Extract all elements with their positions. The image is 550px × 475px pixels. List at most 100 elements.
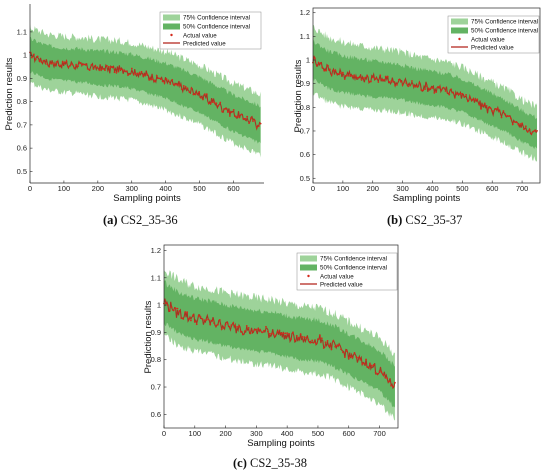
actual-point bbox=[399, 80, 402, 83]
actual-point bbox=[77, 65, 79, 68]
actual-point bbox=[234, 324, 237, 327]
actual-point bbox=[336, 344, 339, 347]
actual-point bbox=[376, 372, 379, 375]
actual-point bbox=[504, 113, 507, 116]
actual-point bbox=[270, 332, 273, 335]
actual-point bbox=[351, 75, 354, 77]
x-axis-label: Sampling points bbox=[393, 193, 461, 204]
y-tick-label: 1.2 bbox=[300, 8, 310, 17]
actual-point bbox=[381, 78, 383, 81]
actual-point bbox=[377, 81, 380, 83]
actual-point bbox=[253, 329, 256, 331]
x-tick-label: 400 bbox=[281, 429, 294, 438]
actual-point bbox=[374, 371, 377, 374]
legend-swatch-ci75 bbox=[451, 18, 468, 25]
actual-point bbox=[59, 64, 62, 67]
actual-point bbox=[248, 122, 250, 124]
actual-point bbox=[364, 76, 367, 79]
actual-point bbox=[418, 82, 421, 84]
actual-point bbox=[232, 322, 235, 324]
actual-point bbox=[284, 332, 287, 335]
actual-point bbox=[88, 69, 91, 71]
ci50-band bbox=[164, 280, 395, 408]
actual-point bbox=[353, 74, 355, 77]
actual-point bbox=[313, 57, 316, 60]
actual-point bbox=[340, 348, 342, 351]
caption-b: (b) CS2_35-37 bbox=[387, 213, 462, 228]
x-tick-label: 300 bbox=[125, 184, 138, 193]
caption-c-letter: (c) bbox=[233, 456, 247, 470]
actual-point bbox=[123, 69, 126, 72]
actual-point bbox=[113, 71, 116, 74]
actual-point bbox=[249, 332, 252, 335]
actual-point bbox=[370, 364, 373, 367]
actual-point bbox=[411, 80, 413, 82]
actual-point bbox=[180, 317, 183, 319]
actual-point bbox=[534, 129, 537, 132]
actual-point bbox=[383, 78, 385, 81]
actual-point bbox=[194, 93, 197, 96]
actual-point bbox=[334, 345, 337, 348]
actual-point bbox=[363, 362, 366, 365]
actual-point bbox=[511, 123, 514, 126]
actual-point bbox=[372, 364, 375, 366]
actual-point bbox=[407, 85, 410, 88]
legend: 75% Confidence interval 50% Confidence in… bbox=[159, 11, 262, 50]
actual-point bbox=[207, 318, 210, 321]
actual-point bbox=[228, 115, 231, 117]
actual-point bbox=[491, 110, 494, 113]
actual-point bbox=[446, 91, 449, 94]
actual-point bbox=[452, 91, 454, 94]
actual-point bbox=[290, 338, 292, 340]
actual-point bbox=[523, 128, 525, 131]
caption-a-text: CS2_35-36 bbox=[120, 213, 178, 227]
actual-point bbox=[307, 338, 310, 341]
actual-point bbox=[230, 111, 233, 114]
legend-swatch-ci75 bbox=[163, 14, 180, 21]
actual-point bbox=[326, 339, 329, 342]
legend-swatch-actual bbox=[170, 33, 173, 37]
actual-point bbox=[161, 80, 164, 83]
x-tick-label: 0 bbox=[28, 184, 32, 193]
actual-point bbox=[502, 110, 505, 112]
actual-points bbox=[312, 57, 538, 135]
actual-point bbox=[459, 92, 462, 95]
actual-point bbox=[197, 315, 200, 317]
actual-point bbox=[40, 61, 43, 63]
actual-point bbox=[65, 60, 68, 63]
x-tick-label: 200 bbox=[92, 184, 105, 193]
actual-point bbox=[366, 74, 369, 77]
actual-point bbox=[236, 115, 239, 118]
actual-point bbox=[388, 81, 391, 83]
actual-point bbox=[227, 110, 229, 113]
actual-point bbox=[109, 66, 112, 69]
caption-a-letter: (a) bbox=[103, 213, 118, 227]
actual-point bbox=[186, 311, 188, 314]
actual-point bbox=[215, 325, 217, 328]
actual-point bbox=[320, 337, 323, 340]
chart-b: 0 100 200 300 400 500 600 700 0.5 0.6 0.7 0.8 0.9 1 1.… bbox=[293, 7, 541, 204]
actual-point bbox=[378, 370, 381, 373]
legend-entry: 50% Confidence interval bbox=[471, 28, 538, 35]
actual-point bbox=[117, 70, 120, 73]
actual-point bbox=[369, 363, 371, 365]
x-tick-label: 100 bbox=[189, 429, 202, 438]
actual-point bbox=[495, 108, 497, 110]
actual-point bbox=[200, 96, 202, 99]
actual-point bbox=[155, 74, 158, 77]
actual-point bbox=[268, 332, 271, 335]
actual-point bbox=[246, 115, 249, 118]
actual-point bbox=[343, 356, 346, 358]
actual-point bbox=[311, 339, 314, 342]
actual-point bbox=[34, 58, 37, 61]
actual-point bbox=[390, 80, 393, 82]
legend-swatch-ci75 bbox=[300, 255, 317, 262]
actual-point bbox=[330, 348, 333, 351]
actual-point bbox=[140, 70, 143, 73]
actual-point bbox=[111, 66, 114, 68]
actual-point bbox=[165, 78, 168, 80]
actual-point bbox=[252, 120, 254, 123]
actual-point bbox=[188, 91, 191, 94]
actual-point bbox=[431, 87, 434, 89]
----
Lay out each line of the records above as a numbered list. Skip blank lines and leave out the pictures.

1. Extract all elements with their positions. The image is 550px × 475px pixels. List at most 100 elements.
2. actual-point bbox=[399, 80, 402, 83]
3. actual-point bbox=[77, 65, 79, 68]
4. actual-point bbox=[234, 324, 237, 327]
5. actual-point bbox=[336, 344, 339, 347]
6. actual-point bbox=[376, 372, 379, 375]
7. actual-point bbox=[504, 113, 507, 116]
8. actual-point bbox=[270, 332, 273, 335]
9. actual-point bbox=[351, 75, 354, 77]
10. x-axis-label: Sampling points bbox=[393, 193, 461, 204]
11. y-tick-label: 1.2 bbox=[300, 8, 310, 17]
12. actual-point bbox=[381, 78, 383, 81]
13. actual-point bbox=[377, 81, 380, 83]
14. actual-point bbox=[253, 329, 256, 331]
15. x-tick-label: 400 bbox=[281, 429, 294, 438]
16. actual-point bbox=[374, 371, 377, 374]
17. legend-swatch-ci75 bbox=[451, 18, 468, 25]
18. actual-point bbox=[59, 64, 62, 67]
19. actual-point bbox=[248, 122, 250, 124]
20. actual-point bbox=[364, 76, 367, 79]
21. actual-point bbox=[418, 82, 421, 84]
22. actual-point bbox=[232, 322, 235, 324]
23. actual-point bbox=[284, 332, 287, 335]
24. actual-point bbox=[88, 69, 91, 71]
25. ci50-band bbox=[164, 280, 395, 408]
26. actual-point bbox=[353, 74, 355, 77]
27. actual-point bbox=[313, 57, 316, 60]
28. actual-point bbox=[340, 348, 342, 351]
29. caption-b: (b) CS2_35-37 bbox=[387, 213, 462, 228]
30. x-tick-label: 300 bbox=[125, 184, 138, 193]
31. caption-c-letter: (c) bbox=[233, 456, 247, 470]
32. actual-point bbox=[123, 69, 126, 72]
33. actual-point bbox=[113, 71, 116, 74]
34. actual-point bbox=[249, 332, 252, 335]
35. actual-point bbox=[370, 364, 373, 367]
36. actual-point bbox=[411, 80, 413, 82]
37. actual-point bbox=[180, 317, 183, 319]
38. actual-point bbox=[534, 129, 537, 132]
39. actual-point bbox=[383, 78, 385, 81]
40. actual-point bbox=[194, 93, 197, 96]
41. actual-point bbox=[334, 345, 337, 348]
42. actual-point bbox=[363, 362, 366, 365]
43. actual-point bbox=[511, 123, 514, 126]
44. actual-point bbox=[372, 364, 375, 366]
45. actual-point bbox=[407, 85, 410, 88]
46. legend: 75% Confidence interval 50% Confidence in… bbox=[159, 11, 262, 50]
47. actual-point bbox=[207, 318, 210, 321]
48. actual-point bbox=[228, 115, 231, 117]
49. actual-point bbox=[491, 110, 494, 113]
50. actual-point bbox=[446, 91, 449, 94]
51. actual-point bbox=[452, 91, 454, 94]
52. actual-point bbox=[290, 338, 292, 340]
53. actual-point bbox=[523, 128, 525, 131]
54. caption-a-text: CS2_35-36 bbox=[120, 213, 178, 227]
55. actual-point bbox=[307, 338, 310, 341]
56. actual-point bbox=[230, 111, 233, 114]
57. legend-swatch-ci75 bbox=[163, 14, 180, 21]
58. actual-point bbox=[326, 339, 329, 342]
59. legend-swatch-actual bbox=[170, 33, 173, 37]
60. actual-point bbox=[161, 80, 164, 83]
61. x-tick-label: 0 bbox=[28, 184, 32, 193]
62. actual-point bbox=[502, 110, 505, 112]
63. actual-points bbox=[312, 57, 538, 135]
64. actual-point bbox=[459, 92, 462, 95]
65. actual-point bbox=[197, 315, 200, 317]
66. actual-point bbox=[40, 61, 43, 63]
67. actual-point bbox=[65, 60, 68, 63]
68. x-tick-label: 200 bbox=[92, 184, 105, 193]
69. actual-point bbox=[366, 74, 369, 77]
70. actual-point bbox=[236, 115, 239, 118]
71. actual-point bbox=[388, 81, 391, 83]
72. actual-point bbox=[227, 110, 229, 113]
73. actual-point bbox=[109, 66, 112, 69]
74. caption-a-letter: (a) bbox=[103, 213, 118, 227]
75. actual-point bbox=[186, 311, 188, 314]
76. actual-point bbox=[215, 325, 217, 328]
77. actual-point bbox=[320, 337, 323, 340]
78. chart-b: 0 100 200 300 400 500 600 700 0.5 0.6 0.7 0.8 0.9 1 1.… bbox=[293, 7, 541, 204]
79. actual-point bbox=[378, 370, 381, 373]
80. legend-entry: 50% Confidence interval bbox=[471, 28, 538, 35]
81. actual-point bbox=[117, 70, 120, 73]
82. actual-point bbox=[369, 363, 371, 365]
83. x-tick-label: 100 bbox=[189, 429, 202, 438]
84. actual-point bbox=[495, 108, 497, 110]
85. actual-point bbox=[200, 96, 202, 99]
86. actual-point bbox=[155, 74, 158, 77]
87. actual-point bbox=[268, 332, 271, 335]
88. actual-point bbox=[246, 115, 249, 118]
89. actual-point bbox=[343, 356, 346, 358]
90. actual-point bbox=[311, 339, 314, 342]
91. actual-point bbox=[34, 58, 37, 61]
92. actual-point bbox=[390, 80, 393, 82]
93. legend-swatch-ci75 bbox=[300, 255, 317, 262]
94. actual-point bbox=[330, 348, 333, 351]
95. actual-point bbox=[140, 70, 143, 73]
96. actual-point bbox=[111, 66, 114, 68]
97. actual-point bbox=[165, 78, 168, 80]
98. actual-point bbox=[252, 120, 254, 123]
99. actual-point bbox=[188, 91, 191, 94]
100. actual-point bbox=[431, 87, 434, 89]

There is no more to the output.